◆ Dataset listings of figures ◆
----

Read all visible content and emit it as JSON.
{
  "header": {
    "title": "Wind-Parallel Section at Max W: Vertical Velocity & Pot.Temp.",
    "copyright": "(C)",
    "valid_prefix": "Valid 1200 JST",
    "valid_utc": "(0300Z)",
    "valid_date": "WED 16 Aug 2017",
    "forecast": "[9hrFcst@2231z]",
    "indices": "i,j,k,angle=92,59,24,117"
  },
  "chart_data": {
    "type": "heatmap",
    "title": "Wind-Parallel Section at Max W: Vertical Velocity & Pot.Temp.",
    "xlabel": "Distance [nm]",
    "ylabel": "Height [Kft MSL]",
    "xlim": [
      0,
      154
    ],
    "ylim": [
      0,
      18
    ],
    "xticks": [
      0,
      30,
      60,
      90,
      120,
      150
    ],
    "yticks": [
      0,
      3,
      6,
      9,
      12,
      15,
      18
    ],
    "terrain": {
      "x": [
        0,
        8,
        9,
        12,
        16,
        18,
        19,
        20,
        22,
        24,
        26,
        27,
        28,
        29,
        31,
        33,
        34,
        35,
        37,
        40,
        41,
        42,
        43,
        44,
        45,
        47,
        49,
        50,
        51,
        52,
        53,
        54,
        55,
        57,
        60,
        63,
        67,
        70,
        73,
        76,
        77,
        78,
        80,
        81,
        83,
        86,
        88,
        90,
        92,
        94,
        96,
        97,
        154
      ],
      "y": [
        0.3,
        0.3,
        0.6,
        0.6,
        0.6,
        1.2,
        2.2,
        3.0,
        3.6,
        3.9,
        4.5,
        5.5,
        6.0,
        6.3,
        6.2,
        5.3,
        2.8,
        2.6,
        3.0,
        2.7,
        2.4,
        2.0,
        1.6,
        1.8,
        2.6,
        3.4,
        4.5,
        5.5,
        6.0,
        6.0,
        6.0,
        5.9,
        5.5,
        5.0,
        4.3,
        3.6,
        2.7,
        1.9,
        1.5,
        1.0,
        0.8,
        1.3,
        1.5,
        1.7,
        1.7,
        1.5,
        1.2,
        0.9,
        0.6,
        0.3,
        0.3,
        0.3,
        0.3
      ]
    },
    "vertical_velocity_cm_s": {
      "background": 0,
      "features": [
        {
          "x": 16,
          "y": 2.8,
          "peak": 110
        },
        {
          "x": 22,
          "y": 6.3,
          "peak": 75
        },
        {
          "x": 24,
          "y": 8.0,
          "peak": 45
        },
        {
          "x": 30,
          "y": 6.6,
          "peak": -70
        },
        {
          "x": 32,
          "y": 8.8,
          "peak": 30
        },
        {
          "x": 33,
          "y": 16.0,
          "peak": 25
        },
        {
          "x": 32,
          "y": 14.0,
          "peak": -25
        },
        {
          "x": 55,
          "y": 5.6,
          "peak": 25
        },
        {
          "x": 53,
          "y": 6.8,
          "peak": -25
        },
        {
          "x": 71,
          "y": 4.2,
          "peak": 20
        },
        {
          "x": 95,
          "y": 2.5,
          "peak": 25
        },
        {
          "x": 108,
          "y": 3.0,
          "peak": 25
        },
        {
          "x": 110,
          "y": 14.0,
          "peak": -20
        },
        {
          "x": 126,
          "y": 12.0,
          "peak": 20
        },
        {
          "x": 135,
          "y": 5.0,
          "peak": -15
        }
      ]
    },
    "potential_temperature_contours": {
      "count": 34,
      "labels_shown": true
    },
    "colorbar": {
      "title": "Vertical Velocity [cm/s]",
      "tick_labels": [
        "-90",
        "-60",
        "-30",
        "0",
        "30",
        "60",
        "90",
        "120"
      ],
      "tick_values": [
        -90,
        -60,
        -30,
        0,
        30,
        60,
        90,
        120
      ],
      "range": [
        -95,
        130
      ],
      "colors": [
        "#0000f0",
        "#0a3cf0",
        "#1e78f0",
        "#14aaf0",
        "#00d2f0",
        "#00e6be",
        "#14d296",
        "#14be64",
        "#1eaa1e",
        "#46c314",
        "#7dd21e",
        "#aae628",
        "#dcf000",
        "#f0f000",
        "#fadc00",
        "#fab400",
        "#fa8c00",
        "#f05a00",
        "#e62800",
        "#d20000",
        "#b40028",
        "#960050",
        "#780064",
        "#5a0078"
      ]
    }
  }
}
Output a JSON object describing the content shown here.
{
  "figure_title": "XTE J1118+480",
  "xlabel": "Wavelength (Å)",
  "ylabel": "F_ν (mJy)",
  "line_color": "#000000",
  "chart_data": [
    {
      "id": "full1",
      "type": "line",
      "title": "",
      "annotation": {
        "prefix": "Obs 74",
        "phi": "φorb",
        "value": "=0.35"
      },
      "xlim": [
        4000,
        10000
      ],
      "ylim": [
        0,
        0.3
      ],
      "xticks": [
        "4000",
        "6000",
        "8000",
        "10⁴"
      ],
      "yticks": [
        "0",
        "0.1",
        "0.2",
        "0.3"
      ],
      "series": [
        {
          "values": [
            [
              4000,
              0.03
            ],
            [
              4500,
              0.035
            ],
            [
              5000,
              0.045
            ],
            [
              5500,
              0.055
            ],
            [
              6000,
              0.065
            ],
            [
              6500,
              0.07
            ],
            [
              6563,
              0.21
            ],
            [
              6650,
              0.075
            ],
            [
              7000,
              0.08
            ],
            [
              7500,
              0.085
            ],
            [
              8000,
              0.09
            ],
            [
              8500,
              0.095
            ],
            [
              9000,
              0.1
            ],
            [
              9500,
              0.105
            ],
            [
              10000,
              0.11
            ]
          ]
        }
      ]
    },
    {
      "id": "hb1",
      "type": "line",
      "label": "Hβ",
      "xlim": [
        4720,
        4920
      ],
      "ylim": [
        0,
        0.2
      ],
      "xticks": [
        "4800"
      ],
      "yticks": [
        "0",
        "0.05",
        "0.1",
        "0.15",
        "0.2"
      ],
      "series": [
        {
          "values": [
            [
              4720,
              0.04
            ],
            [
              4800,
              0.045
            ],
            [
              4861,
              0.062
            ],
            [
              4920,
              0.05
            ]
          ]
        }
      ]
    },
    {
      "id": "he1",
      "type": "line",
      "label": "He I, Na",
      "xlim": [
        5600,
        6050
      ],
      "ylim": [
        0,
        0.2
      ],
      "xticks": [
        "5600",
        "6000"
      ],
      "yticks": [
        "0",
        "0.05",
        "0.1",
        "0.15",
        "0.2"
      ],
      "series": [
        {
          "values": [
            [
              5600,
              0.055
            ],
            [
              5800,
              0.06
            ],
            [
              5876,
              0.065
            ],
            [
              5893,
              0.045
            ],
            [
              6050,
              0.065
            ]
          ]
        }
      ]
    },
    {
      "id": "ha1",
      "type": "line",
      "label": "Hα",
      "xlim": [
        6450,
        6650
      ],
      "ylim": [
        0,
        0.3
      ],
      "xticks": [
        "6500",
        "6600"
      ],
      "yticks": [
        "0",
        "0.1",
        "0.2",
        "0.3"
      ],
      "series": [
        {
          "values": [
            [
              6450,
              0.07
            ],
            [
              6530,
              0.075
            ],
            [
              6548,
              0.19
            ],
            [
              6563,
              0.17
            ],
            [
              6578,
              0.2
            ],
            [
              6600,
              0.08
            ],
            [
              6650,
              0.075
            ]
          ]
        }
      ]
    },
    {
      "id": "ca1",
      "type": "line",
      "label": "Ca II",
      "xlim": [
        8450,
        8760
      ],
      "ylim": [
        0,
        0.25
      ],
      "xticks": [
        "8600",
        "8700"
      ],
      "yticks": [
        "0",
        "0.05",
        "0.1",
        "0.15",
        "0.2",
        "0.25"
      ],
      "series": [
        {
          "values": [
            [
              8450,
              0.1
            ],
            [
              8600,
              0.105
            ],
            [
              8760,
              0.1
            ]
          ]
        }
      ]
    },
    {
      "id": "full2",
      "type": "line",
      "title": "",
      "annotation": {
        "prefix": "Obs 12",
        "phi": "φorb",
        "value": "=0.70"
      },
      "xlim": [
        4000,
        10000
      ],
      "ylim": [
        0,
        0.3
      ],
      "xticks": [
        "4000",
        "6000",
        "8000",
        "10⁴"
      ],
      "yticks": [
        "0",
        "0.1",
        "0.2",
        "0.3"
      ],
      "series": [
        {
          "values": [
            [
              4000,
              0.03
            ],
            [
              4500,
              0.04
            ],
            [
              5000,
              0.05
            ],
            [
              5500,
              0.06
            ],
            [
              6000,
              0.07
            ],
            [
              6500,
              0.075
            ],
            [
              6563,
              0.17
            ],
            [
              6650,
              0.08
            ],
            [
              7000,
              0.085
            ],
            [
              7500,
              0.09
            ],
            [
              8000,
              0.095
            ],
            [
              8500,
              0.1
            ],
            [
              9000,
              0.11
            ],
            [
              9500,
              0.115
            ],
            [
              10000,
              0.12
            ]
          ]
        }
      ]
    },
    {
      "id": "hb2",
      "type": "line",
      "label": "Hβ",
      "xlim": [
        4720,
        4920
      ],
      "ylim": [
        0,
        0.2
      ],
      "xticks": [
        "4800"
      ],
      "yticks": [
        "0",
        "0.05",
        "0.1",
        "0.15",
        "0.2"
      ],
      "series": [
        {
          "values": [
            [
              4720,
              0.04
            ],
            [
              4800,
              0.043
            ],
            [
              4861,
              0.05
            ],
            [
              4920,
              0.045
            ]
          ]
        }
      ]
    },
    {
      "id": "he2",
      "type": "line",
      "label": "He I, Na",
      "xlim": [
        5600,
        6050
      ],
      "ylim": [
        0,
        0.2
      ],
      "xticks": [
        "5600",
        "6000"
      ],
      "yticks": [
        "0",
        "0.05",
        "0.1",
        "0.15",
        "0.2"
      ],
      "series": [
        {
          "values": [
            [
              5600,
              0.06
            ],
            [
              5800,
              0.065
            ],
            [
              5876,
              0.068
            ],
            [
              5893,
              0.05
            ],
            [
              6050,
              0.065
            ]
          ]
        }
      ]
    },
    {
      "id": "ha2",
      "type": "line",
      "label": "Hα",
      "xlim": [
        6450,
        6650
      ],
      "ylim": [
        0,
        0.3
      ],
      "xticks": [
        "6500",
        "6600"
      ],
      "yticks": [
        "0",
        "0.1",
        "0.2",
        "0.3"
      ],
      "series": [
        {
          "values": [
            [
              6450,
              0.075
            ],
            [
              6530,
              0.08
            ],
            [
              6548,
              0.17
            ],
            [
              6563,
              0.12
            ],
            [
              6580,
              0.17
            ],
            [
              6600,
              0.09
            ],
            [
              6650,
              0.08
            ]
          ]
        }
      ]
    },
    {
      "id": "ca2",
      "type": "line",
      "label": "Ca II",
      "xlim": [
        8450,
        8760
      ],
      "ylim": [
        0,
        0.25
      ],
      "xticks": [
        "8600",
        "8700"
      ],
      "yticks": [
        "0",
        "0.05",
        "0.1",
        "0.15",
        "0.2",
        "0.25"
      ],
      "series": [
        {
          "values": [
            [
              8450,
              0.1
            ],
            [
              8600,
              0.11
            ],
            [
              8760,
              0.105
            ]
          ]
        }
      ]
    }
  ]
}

----

In the listing, find all lines with the string "xlabel" and copy them.

    "xlabel": "Distance [nm]",
  "xlabel": "Wavelength (Å)",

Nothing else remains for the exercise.